__Aim of the exercise__: Transcribe every line of the records verbatim.

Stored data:

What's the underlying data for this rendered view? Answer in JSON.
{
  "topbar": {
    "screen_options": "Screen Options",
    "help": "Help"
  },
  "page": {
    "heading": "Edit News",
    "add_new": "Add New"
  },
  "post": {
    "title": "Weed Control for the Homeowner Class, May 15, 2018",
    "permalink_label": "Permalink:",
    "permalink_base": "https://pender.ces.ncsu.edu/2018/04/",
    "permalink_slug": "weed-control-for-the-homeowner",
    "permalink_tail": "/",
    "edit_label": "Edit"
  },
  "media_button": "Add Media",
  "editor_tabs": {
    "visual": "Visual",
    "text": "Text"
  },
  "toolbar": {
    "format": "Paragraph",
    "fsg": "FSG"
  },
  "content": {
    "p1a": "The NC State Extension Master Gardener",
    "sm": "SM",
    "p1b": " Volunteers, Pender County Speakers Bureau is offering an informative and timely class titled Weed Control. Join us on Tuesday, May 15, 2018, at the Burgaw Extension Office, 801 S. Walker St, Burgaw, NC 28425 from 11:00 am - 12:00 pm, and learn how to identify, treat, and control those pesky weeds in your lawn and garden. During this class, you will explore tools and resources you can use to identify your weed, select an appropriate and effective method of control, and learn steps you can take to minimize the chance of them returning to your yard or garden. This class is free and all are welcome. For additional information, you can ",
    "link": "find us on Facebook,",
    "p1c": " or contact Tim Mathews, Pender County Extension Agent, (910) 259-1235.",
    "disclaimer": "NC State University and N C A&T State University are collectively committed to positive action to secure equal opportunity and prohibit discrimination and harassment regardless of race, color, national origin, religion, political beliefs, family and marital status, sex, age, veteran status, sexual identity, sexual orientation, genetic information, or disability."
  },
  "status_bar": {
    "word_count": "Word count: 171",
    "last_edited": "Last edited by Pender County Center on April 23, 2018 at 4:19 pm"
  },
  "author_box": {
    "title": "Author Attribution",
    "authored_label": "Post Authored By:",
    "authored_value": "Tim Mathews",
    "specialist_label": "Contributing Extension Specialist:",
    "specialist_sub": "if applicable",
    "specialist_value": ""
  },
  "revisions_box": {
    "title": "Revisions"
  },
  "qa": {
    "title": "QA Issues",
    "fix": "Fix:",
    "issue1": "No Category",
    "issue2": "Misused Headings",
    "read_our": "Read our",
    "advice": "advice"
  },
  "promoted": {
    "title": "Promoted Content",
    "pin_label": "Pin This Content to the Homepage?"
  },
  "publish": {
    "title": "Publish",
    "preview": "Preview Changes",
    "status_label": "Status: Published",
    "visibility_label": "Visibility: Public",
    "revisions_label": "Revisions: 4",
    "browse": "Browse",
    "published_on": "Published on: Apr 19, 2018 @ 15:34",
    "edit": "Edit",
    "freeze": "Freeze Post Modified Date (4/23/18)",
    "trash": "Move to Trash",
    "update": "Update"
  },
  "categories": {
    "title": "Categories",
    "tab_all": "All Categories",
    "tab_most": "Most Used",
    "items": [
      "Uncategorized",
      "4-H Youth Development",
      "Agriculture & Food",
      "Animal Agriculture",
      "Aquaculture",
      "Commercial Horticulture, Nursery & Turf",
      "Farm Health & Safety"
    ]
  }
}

__Complete answer__:
What's the underlying data for this rendered view? Answer in JSON.
{
  "topbar": {
    "screen_options": "Screen Options",
    "help": "Help"
  },
  "page": {
    "heading": "Edit News",
    "add_new": "Add New"
  },
  "post": {
    "title": "Weed Control for the Homeowner Class, May 15, 2018",
    "permalink_label": "Permalink:",
    "permalink_base": "https://pender.ces.ncsu.edu/2018/04/",
    "permalink_slug": "weed-control-for-the-homeowner",
    "permalink_tail": "/",
    "edit_label": "Edit"
  },
  "media_button": "Add Media",
  "editor_tabs": {
    "visual": "Visual",
    "text": "Text"
  },
  "toolbar": {
    "format": "Paragraph",
    "fsg": "FSG"
  },
  "content": {
    "p1a": "The NC State Extension Master Gardener",
    "sm": "SM",
    "p1b": " Volunteers, Pender County Speakers Bureau is offering an informative and timely class titled Weed Control. Join us on Tuesday, May 15, 2018, at the Burgaw Extension Office, 801 S. Walker St, Burgaw, NC 28425 from 11:00 am - 12:00 pm, and learn how to identify, treat, and control those pesky weeds in your lawn and garden. During this class, you will explore tools and resources you can use to identify your weed, select an appropriate and effective method of control, and learn steps you can take to minimize the chance of them returning to your yard or garden. This class is free and all are welcome. For additional information, you can ",
    "link": "find us on Facebook,",
    "p1c": " or contact Tim Mathews, Pender County Extension Agent, (910) 259-1235.",
    "disclaimer": "NC State University and N C A&T State University are collectively committed to positive action to secure equal opportunity and prohibit discrimination and harassment regardless of race, color, national origin, religion, political beliefs, family and marital status, sex, age, veteran status, sexual identity, sexual orientation, genetic information, or disability."
  },
  "status_bar": {
    "word_count": "Word count: 171",
    "last_edited": "Last edited by Pender County Center on April 23, 2018 at 4:19 pm"
  },
  "author_box": {
    "title": "Author Attribution",
    "authored_label": "Post Authored By:",
    "authored_value": "Tim Mathews",
    "specialist_label": "Contributing Extension Specialist:",
    "specialist_sub": "if applicable",
    "specialist_value": ""
  },
  "revisions_box": {
    "title": "Revisions"
  },
  "qa": {
    "title": "QA Issues",
    "fix": "Fix:",
    "issue1": "No Category",
    "issue2": "Misused Headings",
    "read_our": "Read our",
    "advice": "advice"
  },
  "promoted": {
    "title": "Promoted Content",
    "pin_label": "Pin This Content to the Homepage?"
  },
  "publish": {
    "title": "Publish",
    "preview": "Preview Changes",
    "status_label": "Status: Published",
    "visibility_label": "Visibility: Public",
    "revisions_label": "Revisions: 4",
    "browse": "Browse",
    "published_on": "Published on: Apr 19, 2018 @ 15:34",
    "edit": "Edit",
    "freeze": "Freeze Post Modified Date (4/23/18)",
    "trash": "Move to Trash",
    "update": "Update"
  },
  "categories": {
    "title": "Categories",
    "tab_all": "All Categories",
    "tab_most": "Most Used",
    "items": [
      "Uncategorized",
      "4-H Youth Development",
      "Agriculture & Food",
      "Animal Agriculture",
      "Aquaculture",
      "Commercial Horticulture, Nursery & Turf",
      "Farm Health & Safety"
    ]
  }
}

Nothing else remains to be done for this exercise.